Prompt:
Gather, from the data below, each line in which the word "Revised" occurs.

Dataset entries on figures:
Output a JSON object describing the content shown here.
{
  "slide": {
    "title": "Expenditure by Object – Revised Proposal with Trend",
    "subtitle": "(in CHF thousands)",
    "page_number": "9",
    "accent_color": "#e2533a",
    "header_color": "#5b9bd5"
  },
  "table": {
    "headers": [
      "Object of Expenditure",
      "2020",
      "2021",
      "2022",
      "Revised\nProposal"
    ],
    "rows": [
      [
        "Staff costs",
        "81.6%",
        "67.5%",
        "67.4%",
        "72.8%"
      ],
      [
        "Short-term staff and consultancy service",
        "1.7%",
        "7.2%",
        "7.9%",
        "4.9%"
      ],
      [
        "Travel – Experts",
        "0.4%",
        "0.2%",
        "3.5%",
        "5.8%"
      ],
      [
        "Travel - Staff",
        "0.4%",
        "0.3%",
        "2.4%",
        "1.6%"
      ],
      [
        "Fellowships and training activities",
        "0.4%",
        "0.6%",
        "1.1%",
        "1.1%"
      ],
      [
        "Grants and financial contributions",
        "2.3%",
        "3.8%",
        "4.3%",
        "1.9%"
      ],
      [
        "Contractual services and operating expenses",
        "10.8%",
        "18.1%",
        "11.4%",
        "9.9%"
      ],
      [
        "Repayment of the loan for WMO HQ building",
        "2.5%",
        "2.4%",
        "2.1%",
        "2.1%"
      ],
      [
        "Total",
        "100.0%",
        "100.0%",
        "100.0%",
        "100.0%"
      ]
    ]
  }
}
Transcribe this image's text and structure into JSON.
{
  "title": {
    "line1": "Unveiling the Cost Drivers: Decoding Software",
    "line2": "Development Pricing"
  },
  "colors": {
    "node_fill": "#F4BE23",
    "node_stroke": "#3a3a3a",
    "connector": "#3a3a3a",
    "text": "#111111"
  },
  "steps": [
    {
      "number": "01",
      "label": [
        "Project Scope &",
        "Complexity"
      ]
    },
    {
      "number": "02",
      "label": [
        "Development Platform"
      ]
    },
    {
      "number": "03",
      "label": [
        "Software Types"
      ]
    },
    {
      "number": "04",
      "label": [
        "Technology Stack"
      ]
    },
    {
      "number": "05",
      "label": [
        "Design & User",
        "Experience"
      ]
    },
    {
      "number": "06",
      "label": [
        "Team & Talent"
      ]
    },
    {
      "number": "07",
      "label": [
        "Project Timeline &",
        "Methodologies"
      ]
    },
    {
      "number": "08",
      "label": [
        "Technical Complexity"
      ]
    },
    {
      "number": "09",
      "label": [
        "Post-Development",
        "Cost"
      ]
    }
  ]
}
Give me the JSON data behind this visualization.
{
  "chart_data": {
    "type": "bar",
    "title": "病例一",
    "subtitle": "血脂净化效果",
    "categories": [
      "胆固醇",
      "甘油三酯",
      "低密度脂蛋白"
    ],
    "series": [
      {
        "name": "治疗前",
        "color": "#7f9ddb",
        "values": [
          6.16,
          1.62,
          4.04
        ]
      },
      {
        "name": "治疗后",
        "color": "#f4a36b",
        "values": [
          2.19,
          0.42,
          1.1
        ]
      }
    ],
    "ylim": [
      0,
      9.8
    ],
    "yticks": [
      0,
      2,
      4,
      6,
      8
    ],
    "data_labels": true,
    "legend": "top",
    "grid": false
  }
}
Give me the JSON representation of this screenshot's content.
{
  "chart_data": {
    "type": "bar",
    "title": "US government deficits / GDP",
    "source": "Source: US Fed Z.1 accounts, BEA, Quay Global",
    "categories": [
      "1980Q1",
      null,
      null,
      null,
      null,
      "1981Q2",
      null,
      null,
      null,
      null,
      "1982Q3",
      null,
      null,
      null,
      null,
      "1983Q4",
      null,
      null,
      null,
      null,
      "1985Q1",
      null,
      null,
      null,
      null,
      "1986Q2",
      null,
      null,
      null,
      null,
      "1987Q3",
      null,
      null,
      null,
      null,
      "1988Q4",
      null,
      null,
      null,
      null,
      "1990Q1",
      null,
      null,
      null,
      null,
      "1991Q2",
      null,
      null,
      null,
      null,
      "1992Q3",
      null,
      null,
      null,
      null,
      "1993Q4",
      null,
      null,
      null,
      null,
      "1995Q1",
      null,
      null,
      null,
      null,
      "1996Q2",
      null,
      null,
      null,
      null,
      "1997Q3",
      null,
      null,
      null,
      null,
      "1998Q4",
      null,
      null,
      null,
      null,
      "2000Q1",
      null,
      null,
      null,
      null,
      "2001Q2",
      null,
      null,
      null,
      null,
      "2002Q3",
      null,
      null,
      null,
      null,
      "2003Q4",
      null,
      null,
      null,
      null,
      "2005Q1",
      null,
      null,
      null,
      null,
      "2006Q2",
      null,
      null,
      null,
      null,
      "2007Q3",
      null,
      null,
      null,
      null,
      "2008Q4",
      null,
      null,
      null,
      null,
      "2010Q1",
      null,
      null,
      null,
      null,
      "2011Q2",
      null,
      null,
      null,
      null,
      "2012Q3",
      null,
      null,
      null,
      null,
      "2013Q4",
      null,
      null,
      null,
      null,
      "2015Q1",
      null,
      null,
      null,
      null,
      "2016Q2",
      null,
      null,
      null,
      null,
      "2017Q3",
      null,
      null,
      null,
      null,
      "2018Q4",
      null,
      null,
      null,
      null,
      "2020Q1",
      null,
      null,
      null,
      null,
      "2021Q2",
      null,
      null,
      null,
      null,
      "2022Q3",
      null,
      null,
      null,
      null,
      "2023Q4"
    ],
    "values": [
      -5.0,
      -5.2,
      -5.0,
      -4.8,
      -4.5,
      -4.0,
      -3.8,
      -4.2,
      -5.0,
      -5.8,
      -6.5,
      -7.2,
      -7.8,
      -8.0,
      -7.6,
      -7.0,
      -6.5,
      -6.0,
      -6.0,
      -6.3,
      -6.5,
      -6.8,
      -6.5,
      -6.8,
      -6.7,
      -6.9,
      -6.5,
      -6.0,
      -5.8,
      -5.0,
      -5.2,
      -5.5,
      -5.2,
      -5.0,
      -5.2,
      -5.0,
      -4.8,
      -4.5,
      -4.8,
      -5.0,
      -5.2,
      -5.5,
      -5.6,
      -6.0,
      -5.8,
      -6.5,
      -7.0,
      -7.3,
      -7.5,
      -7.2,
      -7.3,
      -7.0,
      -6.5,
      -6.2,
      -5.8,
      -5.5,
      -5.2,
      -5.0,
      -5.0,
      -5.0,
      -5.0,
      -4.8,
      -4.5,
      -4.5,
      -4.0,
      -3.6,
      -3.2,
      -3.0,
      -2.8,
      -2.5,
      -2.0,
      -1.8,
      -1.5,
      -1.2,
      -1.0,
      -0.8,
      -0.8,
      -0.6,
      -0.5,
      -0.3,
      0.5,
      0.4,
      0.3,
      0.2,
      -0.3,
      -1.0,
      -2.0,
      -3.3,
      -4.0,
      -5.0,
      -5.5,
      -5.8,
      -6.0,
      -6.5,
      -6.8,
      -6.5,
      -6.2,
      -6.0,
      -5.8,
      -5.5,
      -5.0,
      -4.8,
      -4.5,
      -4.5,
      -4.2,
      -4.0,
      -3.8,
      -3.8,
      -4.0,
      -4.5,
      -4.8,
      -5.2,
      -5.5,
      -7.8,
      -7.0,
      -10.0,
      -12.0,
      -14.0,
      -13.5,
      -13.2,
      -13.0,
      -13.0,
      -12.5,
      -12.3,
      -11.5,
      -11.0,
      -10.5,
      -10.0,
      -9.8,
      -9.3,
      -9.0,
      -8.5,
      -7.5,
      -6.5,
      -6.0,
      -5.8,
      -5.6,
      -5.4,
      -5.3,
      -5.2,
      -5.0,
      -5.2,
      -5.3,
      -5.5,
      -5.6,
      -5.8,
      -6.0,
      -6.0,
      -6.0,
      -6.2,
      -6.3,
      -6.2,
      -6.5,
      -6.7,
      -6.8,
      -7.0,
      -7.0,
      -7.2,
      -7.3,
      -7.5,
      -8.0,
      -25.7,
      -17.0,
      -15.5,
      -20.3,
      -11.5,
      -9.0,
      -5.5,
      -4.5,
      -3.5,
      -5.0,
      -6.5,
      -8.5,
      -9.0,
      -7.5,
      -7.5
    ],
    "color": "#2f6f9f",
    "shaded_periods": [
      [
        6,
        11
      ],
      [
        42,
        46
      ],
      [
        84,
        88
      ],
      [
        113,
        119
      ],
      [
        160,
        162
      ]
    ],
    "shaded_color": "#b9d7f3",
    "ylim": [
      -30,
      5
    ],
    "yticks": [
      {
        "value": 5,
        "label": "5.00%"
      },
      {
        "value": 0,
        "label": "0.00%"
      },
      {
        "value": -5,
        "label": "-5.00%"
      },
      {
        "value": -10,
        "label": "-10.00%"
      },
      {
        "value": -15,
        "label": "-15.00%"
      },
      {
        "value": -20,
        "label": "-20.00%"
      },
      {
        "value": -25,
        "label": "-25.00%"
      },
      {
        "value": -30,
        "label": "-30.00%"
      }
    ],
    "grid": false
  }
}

Written solution:
    "title": "Expenditure by Object – Revised Proposal with Trend",
      "Revised\nProposal"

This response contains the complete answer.